### EXERCISE TASK
Below is a listing; copy all of it exactly.

[Data entries for graphics]
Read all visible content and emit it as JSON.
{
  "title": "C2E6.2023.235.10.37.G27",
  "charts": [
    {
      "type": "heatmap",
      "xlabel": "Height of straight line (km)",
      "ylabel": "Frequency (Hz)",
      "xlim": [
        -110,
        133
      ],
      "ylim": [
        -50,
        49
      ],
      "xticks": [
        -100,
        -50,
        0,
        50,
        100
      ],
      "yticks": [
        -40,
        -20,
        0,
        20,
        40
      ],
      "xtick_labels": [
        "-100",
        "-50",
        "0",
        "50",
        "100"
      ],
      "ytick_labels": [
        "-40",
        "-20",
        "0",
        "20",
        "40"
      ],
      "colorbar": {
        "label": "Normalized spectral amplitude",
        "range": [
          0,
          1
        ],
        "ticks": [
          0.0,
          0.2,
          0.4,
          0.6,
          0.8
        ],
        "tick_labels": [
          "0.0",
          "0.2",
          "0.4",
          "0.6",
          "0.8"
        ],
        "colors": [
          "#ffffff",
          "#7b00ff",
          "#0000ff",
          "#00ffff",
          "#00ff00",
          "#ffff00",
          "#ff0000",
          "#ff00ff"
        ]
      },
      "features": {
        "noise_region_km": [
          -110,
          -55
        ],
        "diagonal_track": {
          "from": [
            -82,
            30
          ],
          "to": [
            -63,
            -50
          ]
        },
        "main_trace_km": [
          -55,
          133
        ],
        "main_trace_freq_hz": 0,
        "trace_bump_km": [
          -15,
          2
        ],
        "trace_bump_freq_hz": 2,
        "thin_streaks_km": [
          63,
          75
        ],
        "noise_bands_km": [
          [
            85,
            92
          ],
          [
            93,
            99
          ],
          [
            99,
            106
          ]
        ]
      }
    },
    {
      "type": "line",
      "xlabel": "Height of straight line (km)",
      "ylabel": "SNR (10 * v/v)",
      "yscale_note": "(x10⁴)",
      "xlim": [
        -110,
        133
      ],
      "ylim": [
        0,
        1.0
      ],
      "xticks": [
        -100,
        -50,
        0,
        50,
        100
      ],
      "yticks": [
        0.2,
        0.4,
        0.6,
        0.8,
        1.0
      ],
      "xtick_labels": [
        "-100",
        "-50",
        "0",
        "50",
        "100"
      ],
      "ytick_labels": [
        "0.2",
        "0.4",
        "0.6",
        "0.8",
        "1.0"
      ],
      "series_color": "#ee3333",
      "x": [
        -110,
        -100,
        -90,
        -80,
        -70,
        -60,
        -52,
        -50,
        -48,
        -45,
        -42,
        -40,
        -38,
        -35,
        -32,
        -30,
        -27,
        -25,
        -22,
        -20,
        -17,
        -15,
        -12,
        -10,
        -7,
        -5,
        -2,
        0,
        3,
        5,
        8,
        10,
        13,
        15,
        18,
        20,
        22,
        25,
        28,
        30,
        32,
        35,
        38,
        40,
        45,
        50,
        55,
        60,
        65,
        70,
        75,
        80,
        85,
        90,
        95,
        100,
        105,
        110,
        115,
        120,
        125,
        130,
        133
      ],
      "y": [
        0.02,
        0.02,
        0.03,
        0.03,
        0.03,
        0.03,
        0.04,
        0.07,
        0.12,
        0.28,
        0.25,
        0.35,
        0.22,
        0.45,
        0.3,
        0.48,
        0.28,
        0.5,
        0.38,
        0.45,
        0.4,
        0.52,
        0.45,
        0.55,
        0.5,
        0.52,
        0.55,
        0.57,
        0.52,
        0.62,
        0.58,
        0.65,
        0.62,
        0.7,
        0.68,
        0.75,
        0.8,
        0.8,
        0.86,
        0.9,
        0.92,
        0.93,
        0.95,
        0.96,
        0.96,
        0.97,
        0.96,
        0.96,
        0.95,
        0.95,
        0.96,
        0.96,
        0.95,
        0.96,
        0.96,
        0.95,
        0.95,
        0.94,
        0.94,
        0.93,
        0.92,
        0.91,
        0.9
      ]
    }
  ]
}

### REPLY
Read all visible content and emit it as JSON.
{
  "title": "C2E6.2023.235.10.37.G27",
  "charts": [
    {
      "type": "heatmap",
      "xlabel": "Height of straight line (km)",
      "ylabel": "Frequency (Hz)",
      "xlim": [
        -110,
        133
      ],
      "ylim": [
        -50,
        49
      ],
      "xticks": [
        -100,
        -50,
        0,
        50,
        100
      ],
      "yticks": [
        -40,
        -20,
        0,
        20,
        40
      ],
      "xtick_labels": [
        "-100",
        "-50",
        "0",
        "50",
        "100"
      ],
      "ytick_labels": [
        "-40",
        "-20",
        "0",
        "20",
        "40"
      ],
      "colorbar": {
        "label": "Normalized spectral amplitude",
        "range": [
          0,
          1
        ],
        "ticks": [
          0.0,
          0.2,
          0.4,
          0.6,
          0.8
        ],
        "tick_labels": [
          "0.0",
          "0.2",
          "0.4",
          "0.6",
          "0.8"
        ],
        "colors": [
          "#ffffff",
          "#7b00ff",
          "#0000ff",
          "#00ffff",
          "#00ff00",
          "#ffff00",
          "#ff0000",
          "#ff00ff"
        ]
      },
      "features": {
        "noise_region_km": [
          -110,
          -55
        ],
        "diagonal_track": {
          "from": [
            -82,
            30
          ],
          "to": [
            -63,
            -50
          ]
        },
        "main_trace_km": [
          -55,
          133
        ],
        "main_trace_freq_hz": 0,
        "trace_bump_km": [
          -15,
          2
        ],
        "trace_bump_freq_hz": 2,
        "thin_streaks_km": [
          63,
          75
        ],
        "noise_bands_km": [
          [
            85,
            92
          ],
          [
            93,
            99
          ],
          [
            99,
            106
          ]
        ]
      }
    },
    {
      "type": "line",
      "xlabel": "Height of straight line (km)",
      "ylabel": "SNR (10 * v/v)",
      "yscale_note": "(x10⁴)",
      "xlim": [
        -110,
        133
      ],
      "ylim": [
        0,
        1.0
      ],
      "xticks": [
        -100,
        -50,
        0,
        50,
        100
      ],
      "yticks": [
        0.2,
        0.4,
        0.6,
        0.8,
        1.0
      ],
      "xtick_labels": [
        "-100",
        "-50",
        "0",
        "50",
        "100"
      ],
      "ytick_labels": [
        "0.2",
        "0.4",
        "0.6",
        "0.8",
        "1.0"
      ],
      "series_color": "#ee3333",
      "x": [
        -110,
        -100,
        -90,
        -80,
        -70,
        -60,
        -52,
        -50,
        -48,
        -45,
        -42,
        -40,
        -38,
        -35,
        -32,
        -30,
        -27,
        -25,
        -22,
        -20,
        -17,
        -15,
        -12,
        -10,
        -7,
        -5,
        -2,
        0,
        3,
        5,
        8,
        10,
        13,
        15,
        18,
        20,
        22,
        25,
        28,
        30,
        32,
        35,
        38,
        40,
        45,
        50,
        55,
        60,
        65,
        70,
        75,
        80,
        85,
        90,
        95,
        100,
        105,
        110,
        115,
        120,
        125,
        130,
        133
      ],
      "y": [
        0.02,
        0.02,
        0.03,
        0.03,
        0.03,
        0.03,
        0.04,
        0.07,
        0.12,
        0.28,
        0.25,
        0.35,
        0.22,
        0.45,
        0.3,
        0.48,
        0.28,
        0.5,
        0.38,
        0.45,
        0.4,
        0.52,
        0.45,
        0.55,
        0.5,
        0.52,
        0.55,
        0.57,
        0.52,
        0.62,
        0.58,
        0.65,
        0.62,
        0.7,
        0.68,
        0.75,
        0.8,
        0.8,
        0.86,
        0.9,
        0.92,
        0.93,
        0.95,
        0.96,
        0.96,
        0.97,
        0.96,
        0.96,
        0.95,
        0.95,
        0.96,
        0.96,
        0.95,
        0.96,
        0.96,
        0.95,
        0.95,
        0.94,
        0.94,
        0.93,
        0.92,
        0.91,
        0.9
      ]
    }
  ]
}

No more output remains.